## EXERCISE OBJECTIVE
Show every line of the records below that contains the word "Department".

## RECORDS FOR PROCESSING

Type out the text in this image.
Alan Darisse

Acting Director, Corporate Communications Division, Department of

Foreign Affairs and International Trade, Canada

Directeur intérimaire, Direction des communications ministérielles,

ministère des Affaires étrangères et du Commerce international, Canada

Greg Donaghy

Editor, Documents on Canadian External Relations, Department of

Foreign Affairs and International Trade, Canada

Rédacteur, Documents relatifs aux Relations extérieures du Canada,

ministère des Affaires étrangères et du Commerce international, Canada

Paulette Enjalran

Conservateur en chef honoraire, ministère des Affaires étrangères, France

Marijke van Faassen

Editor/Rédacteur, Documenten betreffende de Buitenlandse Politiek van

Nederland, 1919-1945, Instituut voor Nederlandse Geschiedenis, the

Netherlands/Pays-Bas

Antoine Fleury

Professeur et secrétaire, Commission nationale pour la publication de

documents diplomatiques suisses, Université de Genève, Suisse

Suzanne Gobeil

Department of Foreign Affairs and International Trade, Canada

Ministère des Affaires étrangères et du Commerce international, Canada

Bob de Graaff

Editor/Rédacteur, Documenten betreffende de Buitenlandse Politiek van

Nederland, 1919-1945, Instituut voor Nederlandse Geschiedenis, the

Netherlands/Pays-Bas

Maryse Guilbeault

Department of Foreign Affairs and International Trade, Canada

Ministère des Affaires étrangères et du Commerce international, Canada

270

## RESPONSE
Acting Director, Corporate Communications Division, Department of
Editor, Documents on Canadian External Relations, Department of
Department of Foreign Affairs and International Trade, Canada
Department of Foreign Affairs and International Trade, Canada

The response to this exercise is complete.